BEGIN DATA ROWS

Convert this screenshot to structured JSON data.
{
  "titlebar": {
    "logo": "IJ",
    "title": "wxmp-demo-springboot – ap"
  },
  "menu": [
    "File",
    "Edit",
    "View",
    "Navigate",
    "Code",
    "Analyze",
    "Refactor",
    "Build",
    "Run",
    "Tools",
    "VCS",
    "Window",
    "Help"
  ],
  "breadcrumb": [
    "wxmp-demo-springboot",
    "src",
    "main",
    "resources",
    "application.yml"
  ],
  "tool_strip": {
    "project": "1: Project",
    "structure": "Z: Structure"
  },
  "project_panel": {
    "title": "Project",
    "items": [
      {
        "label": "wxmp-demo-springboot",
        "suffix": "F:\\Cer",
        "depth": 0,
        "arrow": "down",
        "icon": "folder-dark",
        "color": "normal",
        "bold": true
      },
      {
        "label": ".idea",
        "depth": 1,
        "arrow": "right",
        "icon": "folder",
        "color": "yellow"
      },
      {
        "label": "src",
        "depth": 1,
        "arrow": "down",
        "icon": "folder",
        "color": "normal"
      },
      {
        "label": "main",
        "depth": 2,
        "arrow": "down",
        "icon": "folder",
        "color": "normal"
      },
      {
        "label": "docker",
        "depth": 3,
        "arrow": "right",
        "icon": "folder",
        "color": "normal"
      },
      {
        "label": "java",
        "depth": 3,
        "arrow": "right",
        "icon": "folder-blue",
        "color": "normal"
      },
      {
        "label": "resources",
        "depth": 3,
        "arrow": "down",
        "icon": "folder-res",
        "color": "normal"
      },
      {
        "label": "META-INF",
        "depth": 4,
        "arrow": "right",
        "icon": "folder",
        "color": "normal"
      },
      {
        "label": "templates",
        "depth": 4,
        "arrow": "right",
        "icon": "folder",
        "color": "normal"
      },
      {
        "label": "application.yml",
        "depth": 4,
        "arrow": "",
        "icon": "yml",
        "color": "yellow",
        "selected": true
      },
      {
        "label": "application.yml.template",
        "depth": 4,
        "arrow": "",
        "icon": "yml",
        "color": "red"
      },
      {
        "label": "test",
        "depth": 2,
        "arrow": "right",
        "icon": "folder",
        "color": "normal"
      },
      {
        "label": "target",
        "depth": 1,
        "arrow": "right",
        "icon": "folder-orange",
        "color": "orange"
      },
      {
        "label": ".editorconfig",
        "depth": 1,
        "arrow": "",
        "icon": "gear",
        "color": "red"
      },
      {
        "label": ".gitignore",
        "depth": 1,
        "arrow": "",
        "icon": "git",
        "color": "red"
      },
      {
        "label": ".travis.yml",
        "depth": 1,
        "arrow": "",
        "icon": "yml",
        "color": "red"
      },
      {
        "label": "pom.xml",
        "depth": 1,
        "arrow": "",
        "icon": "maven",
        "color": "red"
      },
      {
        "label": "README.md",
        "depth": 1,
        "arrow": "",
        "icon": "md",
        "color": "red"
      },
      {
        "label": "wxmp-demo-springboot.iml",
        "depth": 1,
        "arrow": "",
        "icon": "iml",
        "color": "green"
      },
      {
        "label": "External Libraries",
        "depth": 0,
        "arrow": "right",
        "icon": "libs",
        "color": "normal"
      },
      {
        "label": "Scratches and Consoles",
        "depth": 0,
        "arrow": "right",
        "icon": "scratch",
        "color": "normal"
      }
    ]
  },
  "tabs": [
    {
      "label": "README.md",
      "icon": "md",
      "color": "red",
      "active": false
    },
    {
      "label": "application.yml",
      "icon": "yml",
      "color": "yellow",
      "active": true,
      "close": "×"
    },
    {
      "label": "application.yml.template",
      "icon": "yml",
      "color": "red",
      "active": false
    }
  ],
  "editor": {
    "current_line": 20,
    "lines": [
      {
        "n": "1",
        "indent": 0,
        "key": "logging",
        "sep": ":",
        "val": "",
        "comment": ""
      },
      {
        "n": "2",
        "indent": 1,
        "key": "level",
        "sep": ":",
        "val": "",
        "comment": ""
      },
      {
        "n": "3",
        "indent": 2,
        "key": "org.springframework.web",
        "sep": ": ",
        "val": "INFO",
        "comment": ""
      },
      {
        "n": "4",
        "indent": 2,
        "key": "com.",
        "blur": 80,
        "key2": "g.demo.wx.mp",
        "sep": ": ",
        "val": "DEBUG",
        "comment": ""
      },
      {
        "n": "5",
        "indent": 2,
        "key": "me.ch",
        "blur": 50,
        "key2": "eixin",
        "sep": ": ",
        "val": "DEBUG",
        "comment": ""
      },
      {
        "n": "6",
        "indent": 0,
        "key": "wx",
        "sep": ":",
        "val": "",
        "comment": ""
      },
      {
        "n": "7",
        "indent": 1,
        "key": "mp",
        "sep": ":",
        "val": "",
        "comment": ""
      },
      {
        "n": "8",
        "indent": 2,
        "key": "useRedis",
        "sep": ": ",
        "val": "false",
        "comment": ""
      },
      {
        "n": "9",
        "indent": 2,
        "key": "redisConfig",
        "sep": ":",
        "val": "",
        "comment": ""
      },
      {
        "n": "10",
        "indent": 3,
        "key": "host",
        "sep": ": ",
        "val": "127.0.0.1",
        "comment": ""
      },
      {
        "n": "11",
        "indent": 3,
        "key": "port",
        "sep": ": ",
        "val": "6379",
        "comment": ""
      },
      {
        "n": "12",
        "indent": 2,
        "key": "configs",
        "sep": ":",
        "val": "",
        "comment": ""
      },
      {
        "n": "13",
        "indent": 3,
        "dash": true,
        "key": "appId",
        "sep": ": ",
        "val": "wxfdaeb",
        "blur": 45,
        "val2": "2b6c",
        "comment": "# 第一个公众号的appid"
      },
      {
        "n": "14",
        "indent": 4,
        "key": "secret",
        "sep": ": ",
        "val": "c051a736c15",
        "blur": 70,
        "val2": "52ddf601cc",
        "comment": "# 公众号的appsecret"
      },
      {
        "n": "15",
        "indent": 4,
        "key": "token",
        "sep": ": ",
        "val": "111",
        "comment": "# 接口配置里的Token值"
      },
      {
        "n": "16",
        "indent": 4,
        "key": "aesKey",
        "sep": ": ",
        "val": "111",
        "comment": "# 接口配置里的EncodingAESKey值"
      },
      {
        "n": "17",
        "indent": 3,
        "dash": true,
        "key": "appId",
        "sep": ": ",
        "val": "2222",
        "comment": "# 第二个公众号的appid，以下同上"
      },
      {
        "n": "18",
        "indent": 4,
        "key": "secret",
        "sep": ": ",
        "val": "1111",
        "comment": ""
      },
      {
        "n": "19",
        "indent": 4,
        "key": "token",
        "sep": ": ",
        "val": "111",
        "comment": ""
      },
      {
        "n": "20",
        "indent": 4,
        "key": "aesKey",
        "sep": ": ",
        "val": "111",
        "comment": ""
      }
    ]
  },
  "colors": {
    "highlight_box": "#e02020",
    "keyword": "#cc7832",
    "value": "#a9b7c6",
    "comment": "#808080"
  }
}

END DATA ROWS
BEGIN DATA ROWS

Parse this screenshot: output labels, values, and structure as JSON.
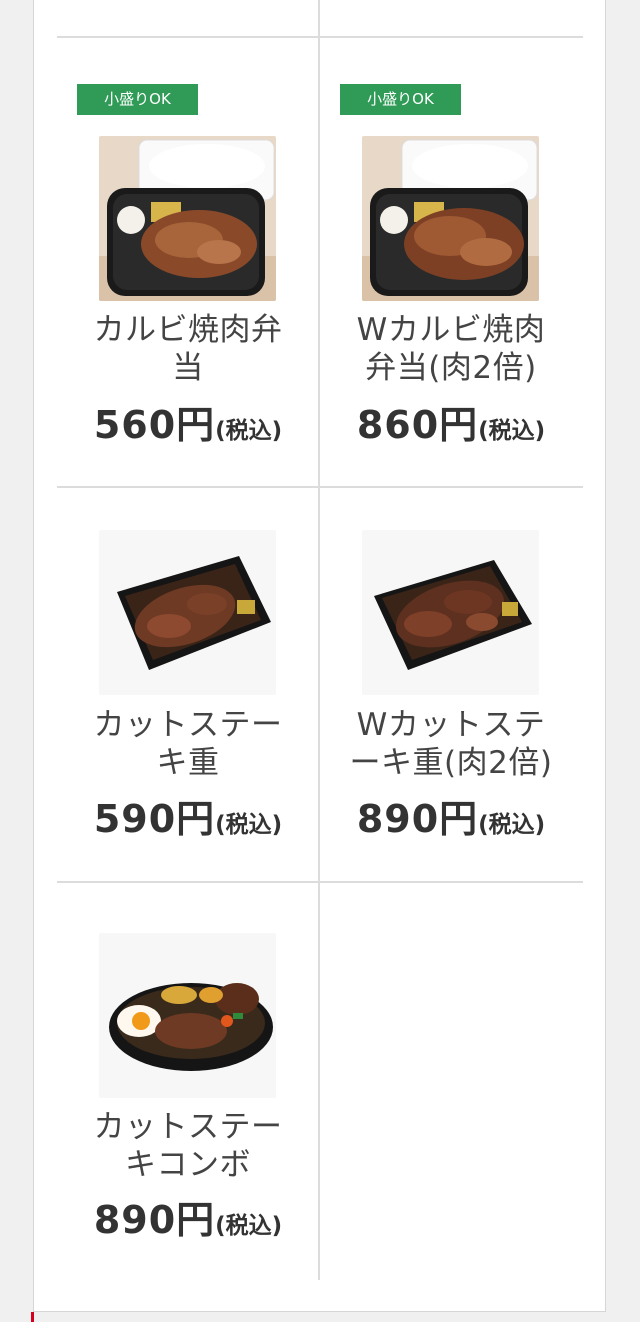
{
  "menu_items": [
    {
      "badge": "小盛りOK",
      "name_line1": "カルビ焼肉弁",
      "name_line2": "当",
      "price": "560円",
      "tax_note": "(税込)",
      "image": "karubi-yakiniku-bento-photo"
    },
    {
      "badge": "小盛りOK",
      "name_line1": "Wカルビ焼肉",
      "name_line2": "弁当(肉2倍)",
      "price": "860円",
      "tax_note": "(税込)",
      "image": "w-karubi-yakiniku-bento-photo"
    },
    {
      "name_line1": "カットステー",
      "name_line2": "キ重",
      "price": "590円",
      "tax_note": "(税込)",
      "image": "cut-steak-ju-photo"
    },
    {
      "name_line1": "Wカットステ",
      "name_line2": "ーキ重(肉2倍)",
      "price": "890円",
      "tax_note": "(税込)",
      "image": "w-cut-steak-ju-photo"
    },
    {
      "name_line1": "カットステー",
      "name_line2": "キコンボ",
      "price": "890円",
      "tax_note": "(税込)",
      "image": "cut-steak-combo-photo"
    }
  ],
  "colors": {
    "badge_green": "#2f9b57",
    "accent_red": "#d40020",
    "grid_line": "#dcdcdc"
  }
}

END DATA ROWS

- **WHAT YOU NEED TO DO**
Check each line above for the string "price", then copy the ones that have it.

- **RESPONSE**
      "price": "560円",
      "price": "860円",
      "price": "590円",
      "price": "890円",
      "price": "890円",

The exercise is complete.